_About this exercise_
Restate the whole listing below word for word and keep the images out.

_Input material_

----

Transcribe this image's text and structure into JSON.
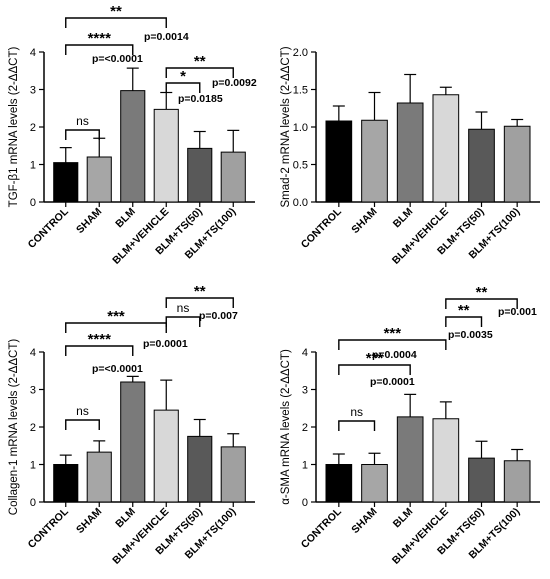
{
  "categories": [
    "CONTROL",
    "SHAM",
    "BLM",
    "BLM+VEHICLE",
    "BLM+TS(50)",
    "BLM+TS(100)"
  ],
  "bar_colors": [
    "#000000",
    "#a6a6a6",
    "#7a7a7a",
    "#d8d8d8",
    "#595959",
    "#a0a0a0"
  ],
  "chart_data": [
    {
      "type": "bar",
      "ylabel": "TGF-β1 mRNA levels (2-ΔΔCT)",
      "ylim": [
        0,
        4
      ],
      "yticks": [
        0,
        1,
        2,
        3,
        4
      ],
      "values": [
        1.05,
        1.2,
        2.97,
        2.47,
        1.43,
        1.33
      ],
      "errors": [
        0.4,
        0.5,
        0.6,
        0.45,
        0.45,
        0.58
      ],
      "annotations": [
        {
          "from": 0,
          "to": 1,
          "label": "ns"
        },
        {
          "from": 0,
          "to": 2,
          "label": "****",
          "pvalue": "p=<0.0001"
        },
        {
          "from": 0,
          "to": 3,
          "label": "**",
          "pvalue": "p=0.0014"
        },
        {
          "from": 3,
          "to": 4,
          "label": "*",
          "pvalue": "p=0.0185"
        },
        {
          "from": 3,
          "to": 5,
          "label": "**",
          "pvalue": "p=0.0092"
        }
      ]
    },
    {
      "type": "bar",
      "ylabel": "Smad-2 mRNA levels (2-ΔΔCT)",
      "ylim": [
        0,
        2
      ],
      "yticks": [
        0.0,
        0.5,
        1.0,
        1.5,
        2.0
      ],
      "values": [
        1.08,
        1.09,
        1.32,
        1.43,
        0.97,
        1.01
      ],
      "errors": [
        0.2,
        0.37,
        0.38,
        0.1,
        0.23,
        0.09
      ],
      "annotations": []
    },
    {
      "type": "bar",
      "ylabel": "Collagen-1 mRNA levels (2-ΔΔCT)",
      "ylim": [
        0,
        4
      ],
      "yticks": [
        0,
        1,
        2,
        3,
        4
      ],
      "values": [
        1.0,
        1.33,
        3.2,
        2.45,
        1.75,
        1.47
      ],
      "errors": [
        0.25,
        0.3,
        0.15,
        0.8,
        0.45,
        0.35
      ],
      "annotations": [
        {
          "from": 0,
          "to": 1,
          "label": "ns"
        },
        {
          "from": 0,
          "to": 2,
          "label": "****",
          "pvalue": "p=<0.0001"
        },
        {
          "from": 0,
          "to": 3,
          "label": "***",
          "pvalue": "p=0.0001"
        },
        {
          "from": 3,
          "to": 4,
          "label": "ns"
        },
        {
          "from": 3,
          "to": 5,
          "label": "**",
          "pvalue": "p=0.007"
        }
      ]
    },
    {
      "type": "bar",
      "ylabel": "α-SMA mRNA levels (2-ΔΔCT)",
      "ylim": [
        0,
        4
      ],
      "yticks": [
        0,
        1,
        2,
        3,
        4
      ],
      "values": [
        1.0,
        1.0,
        2.27,
        2.22,
        1.17,
        1.1
      ],
      "errors": [
        0.28,
        0.3,
        0.6,
        0.45,
        0.45,
        0.3
      ],
      "annotations": [
        {
          "from": 0,
          "to": 1,
          "label": "ns"
        },
        {
          "from": 0,
          "to": 2,
          "label": "***",
          "pvalue": "p=0.0001"
        },
        {
          "from": 0,
          "to": 3,
          "label": "***",
          "pvalue": "p=0.0004"
        },
        {
          "from": 3,
          "to": 4,
          "label": "**",
          "pvalue": "p=0.0035"
        },
        {
          "from": 3,
          "to": 5,
          "label": "**",
          "pvalue": "p=0.001"
        }
      ]
    }
  ]
}
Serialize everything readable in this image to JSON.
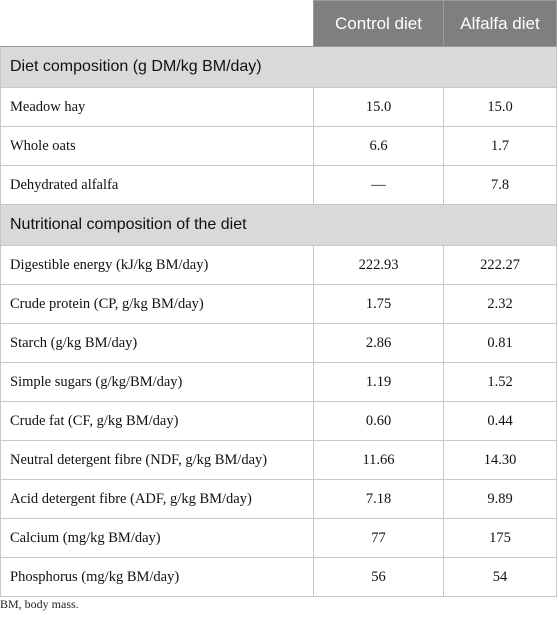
{
  "header": {
    "col2": "Control diet",
    "col3": "Alfalfa diet"
  },
  "sections": [
    {
      "title": "Diet composition (g DM/kg BM/day)",
      "rows": [
        {
          "label": "Meadow hay",
          "control": "15.0",
          "alfalfa": "15.0"
        },
        {
          "label": "Whole oats",
          "control": "6.6",
          "alfalfa": "1.7"
        },
        {
          "label": "Dehydrated alfalfa",
          "control": "—",
          "alfalfa": "7.8"
        }
      ]
    },
    {
      "title": "Nutritional composition of the diet",
      "rows": [
        {
          "label": "Digestible energy (kJ/kg BM/day)",
          "control": "222.93",
          "alfalfa": "222.27"
        },
        {
          "label": "Crude protein (CP, g/kg BM/day)",
          "control": "1.75",
          "alfalfa": "2.32"
        },
        {
          "label": "Starch (g/kg BM/day)",
          "control": "2.86",
          "alfalfa": "0.81"
        },
        {
          "label": "Simple sugars (g/kg/BM/day)",
          "control": "1.19",
          "alfalfa": "1.52"
        },
        {
          "label": "Crude fat (CF, g/kg BM/day)",
          "control": "0.60",
          "alfalfa": "0.44"
        },
        {
          "label": "Neutral detergent fibre (NDF, g/kg BM/day)",
          "control": "11.66",
          "alfalfa": "14.30"
        },
        {
          "label": "Acid detergent fibre (ADF, g/kg BM/day)",
          "control": "7.18",
          "alfalfa": "9.89"
        },
        {
          "label": "Calcium (mg/kg BM/day)",
          "control": "77",
          "alfalfa": "175"
        },
        {
          "label": "Phosphorus (mg/kg BM/day)",
          "control": "56",
          "alfalfa": "54"
        }
      ]
    }
  ],
  "footnote": "BM, body mass.",
  "colors": {
    "header_bg": "#7f7f7f",
    "section_bg": "#d9d9d9",
    "border": "#c8c8c8"
  }
}
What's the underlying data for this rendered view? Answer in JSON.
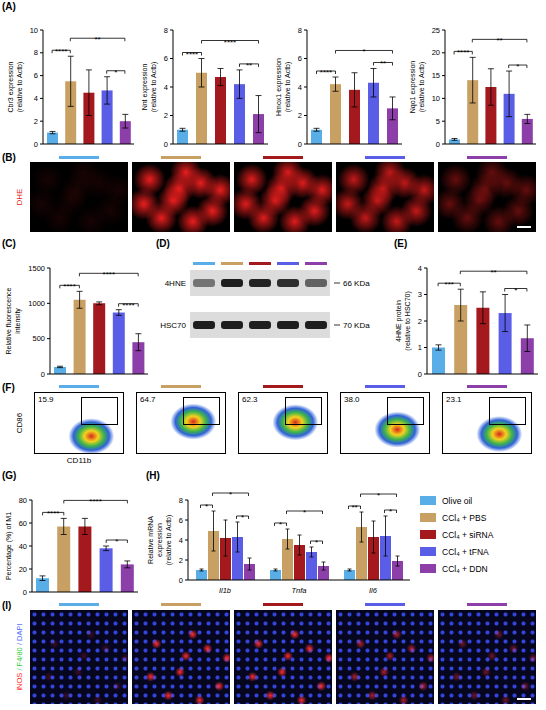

----

_Result for this exercise_
Transcribe this image's text and structure into JSON.
{
  "categories": [
    "CONTROL",
    "SHAM",
    "BLM",
    "BLM+VEHICLE",
    "BLM+TS(50)",
    "BLM+TS(100)"
  ],
  "bar_colors": [
    "#000000",
    "#a6a6a6",
    "#7a7a7a",
    "#d8d8d8",
    "#595959",
    "#a0a0a0"
  ],
  "chart_data": [
    {
      "type": "bar",
      "ylabel": "TGF-β1 mRNA levels (2-ΔΔCT)",
      "ylim": [
        0,
        4
      ],
      "yticks": [
        0,
        1,
        2,
        3,
        4
      ],
      "values": [
        1.05,
        1.2,
        2.97,
        2.47,
        1.43,
        1.33
      ],
      "errors": [
        0.4,
        0.5,
        0.6,
        0.45,
        0.45,
        0.58
      ],
      "annotations": [
        {
          "from": 0,
          "to": 1,
          "label": "ns"
        },
        {
          "from": 0,
          "to": 2,
          "label": "****",
          "pvalue": "p=<0.0001"
        },
        {
          "from": 0,
          "to": 3,
          "label": "**",
          "pvalue": "p=0.0014"
        },
        {
          "from": 3,
          "to": 4,
          "label": "*",
          "pvalue": "p=0.0185"
        },
        {
          "from": 3,
          "to": 5,
          "label": "**",
          "pvalue": "p=0.0092"
        }
      ]
    },
    {
      "type": "bar",
      "ylabel": "Smad-2 mRNA levels (2-ΔΔCT)",
      "ylim": [
        0,
        2
      ],
      "yticks": [
        0.0,
        0.5,
        1.0,
        1.5,
        2.0
      ],
      "values": [
        1.08,
        1.09,
        1.32,
        1.43,
        0.97,
        1.01
      ],
      "errors": [
        0.2,
        0.37,
        0.38,
        0.1,
        0.23,
        0.09
      ],
      "annotations": []
    },
    {
      "type": "bar",
      "ylabel": "Collagen-1 mRNA levels (2-ΔΔCT)",
      "ylim": [
        0,
        4
      ],
      "yticks": [
        0,
        1,
        2,
        3,
        4
      ],
      "values": [
        1.0,
        1.33,
        3.2,
        2.45,
        1.75,
        1.47
      ],
      "errors": [
        0.25,
        0.3,
        0.15,
        0.8,
        0.45,
        0.35
      ],
      "annotations": [
        {
          "from": 0,
          "to": 1,
          "label": "ns"
        },
        {
          "from": 0,
          "to": 2,
          "label": "****",
          "pvalue": "p=<0.0001"
        },
        {
          "from": 0,
          "to": 3,
          "label": "***",
          "pvalue": "p=0.0001"
        },
        {
          "from": 3,
          "to": 4,
          "label": "ns"
        },
        {
          "from": 3,
          "to": 5,
          "label": "**",
          "pvalue": "p=0.007"
        }
      ]
    },
    {
      "type": "bar",
      "ylabel": "α-SMA mRNA levels (2-ΔΔCT)",
      "ylim": [
        0,
        4
      ],
      "yticks": [
        0,
        1,
        2,
        3,
        4
      ],
      "values": [
        1.0,
        1.0,
        2.27,
        2.22,
        1.17,
        1.1
      ],
      "errors": [
        0.28,
        0.3,
        0.6,
        0.45,
        0.45,
        0.3
      ],
      "annotations": [
        {
          "from": 0,
          "to": 1,
          "label": "ns"
        },
        {
          "from": 0,
          "to": 2,
          "label": "***",
          "pvalue": "p=0.0001"
        },
        {
          "from": 0,
          "to": 3,
          "label": "***",
          "pvalue": "p=0.0004"
        },
        {
          "from": 3,
          "to": 4,
          "label": "**",
          "pvalue": "p=0.0035"
        },
        {
          "from": 3,
          "to": 5,
          "label": "**",
          "pvalue": "p=0.001"
        }
      ]
    }
  ]
}
Serialize everything readable in this image to JSON.
{
  "header": {
    "col2": "Control diet",
    "col3": "Alfalfa diet"
  },
  "sections": [
    {
      "title": "Diet composition (g DM/kg BM/day)",
      "rows": [
        {
          "label": "Meadow hay",
          "control": "15.0",
          "alfalfa": "15.0"
        },
        {
          "label": "Whole oats",
          "control": "6.6",
          "alfalfa": "1.7"
        },
        {
          "label": "Dehydrated alfalfa",
          "control": "—",
          "alfalfa": "7.8"
        }
      ]
    },
    {
      "title": "Nutritional composition of the diet",
      "rows": [
        {
          "label": "Digestible energy (kJ/kg BM/day)",
          "control": "222.93",
          "alfalfa": "222.27"
        },
        {
          "label": "Crude protein (CP, g/kg BM/day)",
          "control": "1.75",
          "alfalfa": "2.32"
        },
        {
          "label": "Starch (g/kg BM/day)",
          "control": "2.86",
          "alfalfa": "0.81"
        },
        {
          "label": "Simple sugars (g/kg/BM/day)",
          "control": "1.19",
          "alfalfa": "1.52"
        },
        {
          "label": "Crude fat (CF, g/kg BM/day)",
          "control": "0.60",
          "alfalfa": "0.44"
        },
        {
          "label": "Neutral detergent fibre (NDF, g/kg BM/day)",
          "control": "11.66",
          "alfalfa": "14.30"
        },
        {
          "label": "Acid detergent fibre (ADF, g/kg BM/day)",
          "control": "7.18",
          "alfalfa": "9.89"
        },
        {
          "label": "Calcium (mg/kg BM/day)",
          "control": "77",
          "alfalfa": "175"
        },
        {
          "label": "Phosphorus (mg/kg BM/day)",
          "control": "56",
          "alfalfa": "54"
        }
      ]
    }
  ],
  "footnote": "BM, body mass.",
  "colors": {
    "header_bg": "#7f7f7f",
    "section_bg": "#d9d9d9",
    "border": "#c8c8c8"
  }
}
What's the underlying data for this rendered view? Answer in JSON.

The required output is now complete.